#### Extracted records:
┏━━

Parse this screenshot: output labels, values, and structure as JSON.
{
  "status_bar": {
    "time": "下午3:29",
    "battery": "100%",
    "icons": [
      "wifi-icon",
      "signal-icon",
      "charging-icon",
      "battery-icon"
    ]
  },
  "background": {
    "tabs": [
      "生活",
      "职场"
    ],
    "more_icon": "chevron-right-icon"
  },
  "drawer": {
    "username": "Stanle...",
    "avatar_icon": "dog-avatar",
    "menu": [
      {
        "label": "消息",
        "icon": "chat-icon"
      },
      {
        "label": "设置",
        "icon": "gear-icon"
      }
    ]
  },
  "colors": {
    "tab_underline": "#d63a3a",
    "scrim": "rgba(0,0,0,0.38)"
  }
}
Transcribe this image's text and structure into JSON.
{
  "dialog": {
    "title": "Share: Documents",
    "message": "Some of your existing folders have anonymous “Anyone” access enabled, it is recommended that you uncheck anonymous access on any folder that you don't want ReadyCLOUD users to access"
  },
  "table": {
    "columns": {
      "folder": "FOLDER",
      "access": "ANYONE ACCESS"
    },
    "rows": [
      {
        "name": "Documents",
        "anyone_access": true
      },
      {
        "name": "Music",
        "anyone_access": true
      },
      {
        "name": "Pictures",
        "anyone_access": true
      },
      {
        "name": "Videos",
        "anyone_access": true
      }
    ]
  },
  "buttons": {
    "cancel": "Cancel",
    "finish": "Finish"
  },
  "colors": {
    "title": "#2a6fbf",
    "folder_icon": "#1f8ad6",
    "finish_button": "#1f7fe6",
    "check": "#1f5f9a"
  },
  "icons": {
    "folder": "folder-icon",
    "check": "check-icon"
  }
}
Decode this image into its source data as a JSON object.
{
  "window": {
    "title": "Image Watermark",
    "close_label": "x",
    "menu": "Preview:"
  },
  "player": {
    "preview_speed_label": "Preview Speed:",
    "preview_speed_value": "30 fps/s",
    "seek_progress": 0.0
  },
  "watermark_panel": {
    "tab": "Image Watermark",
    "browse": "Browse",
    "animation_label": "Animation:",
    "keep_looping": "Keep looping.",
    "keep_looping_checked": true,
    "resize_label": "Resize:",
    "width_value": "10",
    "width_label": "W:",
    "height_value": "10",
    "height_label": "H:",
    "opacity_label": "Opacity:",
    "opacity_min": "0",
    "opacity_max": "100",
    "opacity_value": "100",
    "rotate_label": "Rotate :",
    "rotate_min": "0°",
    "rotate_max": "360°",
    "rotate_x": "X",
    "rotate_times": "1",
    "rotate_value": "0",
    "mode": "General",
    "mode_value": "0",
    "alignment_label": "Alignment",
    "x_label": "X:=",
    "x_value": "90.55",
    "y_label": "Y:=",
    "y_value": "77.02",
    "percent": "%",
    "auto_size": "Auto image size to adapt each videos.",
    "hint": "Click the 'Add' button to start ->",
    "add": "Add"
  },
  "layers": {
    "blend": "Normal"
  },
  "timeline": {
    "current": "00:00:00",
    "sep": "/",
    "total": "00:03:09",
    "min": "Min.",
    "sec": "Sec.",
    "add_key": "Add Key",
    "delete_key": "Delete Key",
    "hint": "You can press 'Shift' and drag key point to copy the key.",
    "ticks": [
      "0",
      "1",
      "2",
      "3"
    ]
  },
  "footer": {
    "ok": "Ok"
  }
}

┗━━

Copy out all of the records shown above exactly.

#### Output below:
Parse this screenshot: output labels, values, and structure as JSON.
{
  "status_bar": {
    "time": "下午3:29",
    "battery": "100%",
    "icons": [
      "wifi-icon",
      "signal-icon",
      "charging-icon",
      "battery-icon"
    ]
  },
  "background": {
    "tabs": [
      "生活",
      "职场"
    ],
    "more_icon": "chevron-right-icon"
  },
  "drawer": {
    "username": "Stanle...",
    "avatar_icon": "dog-avatar",
    "menu": [
      {
        "label": "消息",
        "icon": "chat-icon"
      },
      {
        "label": "设置",
        "icon": "gear-icon"
      }
    ]
  },
  "colors": {
    "tab_underline": "#d63a3a",
    "scrim": "rgba(0,0,0,0.38)"
  }
}
Transcribe this image's text and structure into JSON.
{
  "dialog": {
    "title": "Share: Documents",
    "message": "Some of your existing folders have anonymous “Anyone” access enabled, it is recommended that you uncheck anonymous access on any folder that you don't want ReadyCLOUD users to access"
  },
  "table": {
    "columns": {
      "folder": "FOLDER",
      "access": "ANYONE ACCESS"
    },
    "rows": [
      {
        "name": "Documents",
        "anyone_access": true
      },
      {
        "name": "Music",
        "anyone_access": true
      },
      {
        "name": "Pictures",
        "anyone_access": true
      },
      {
        "name": "Videos",
        "anyone_access": true
      }
    ]
  },
  "buttons": {
    "cancel": "Cancel",
    "finish": "Finish"
  },
  "colors": {
    "title": "#2a6fbf",
    "folder_icon": "#1f8ad6",
    "finish_button": "#1f7fe6",
    "check": "#1f5f9a"
  },
  "icons": {
    "folder": "folder-icon",
    "check": "check-icon"
  }
}
Decode this image into its source data as a JSON object.
{
  "window": {
    "title": "Image Watermark",
    "close_label": "x",
    "menu": "Preview:"
  },
  "player": {
    "preview_speed_label": "Preview Speed:",
    "preview_speed_value": "30 fps/s",
    "seek_progress": 0.0
  },
  "watermark_panel": {
    "tab": "Image Watermark",
    "browse": "Browse",
    "animation_label": "Animation:",
    "keep_looping": "Keep looping.",
    "keep_looping_checked": true,
    "resize_label": "Resize:",
    "width_value": "10",
    "width_label": "W:",
    "height_value": "10",
    "height_label": "H:",
    "opacity_label": "Opacity:",
    "opacity_min": "0",
    "opacity_max": "100",
    "opacity_value": "100",
    "rotate_label": "Rotate :",
    "rotate_min": "0°",
    "rotate_max": "360°",
    "rotate_x": "X",
    "rotate_times": "1",
    "rotate_value": "0",
    "mode": "General",
    "mode_value": "0",
    "alignment_label": "Alignment",
    "x_label": "X:=",
    "x_value": "90.55",
    "y_label": "Y:=",
    "y_value": "77.02",
    "percent": "%",
    "auto_size": "Auto image size to adapt each videos.",
    "hint": "Click the 'Add' button to start ->",
    "add": "Add"
  },
  "layers": {
    "blend": "Normal"
  },
  "timeline": {
    "current": "00:00:00",
    "sep": "/",
    "total": "00:03:09",
    "min": "Min.",
    "sec": "Sec.",
    "add_key": "Add Key",
    "delete_key": "Delete Key",
    "hint": "You can press 'Shift' and drag key point to copy the key.",
    "ticks": [
      "0",
      "1",
      "2",
      "3"
    ]
  },
  "footer": {
    "ok": "Ok"
  }
}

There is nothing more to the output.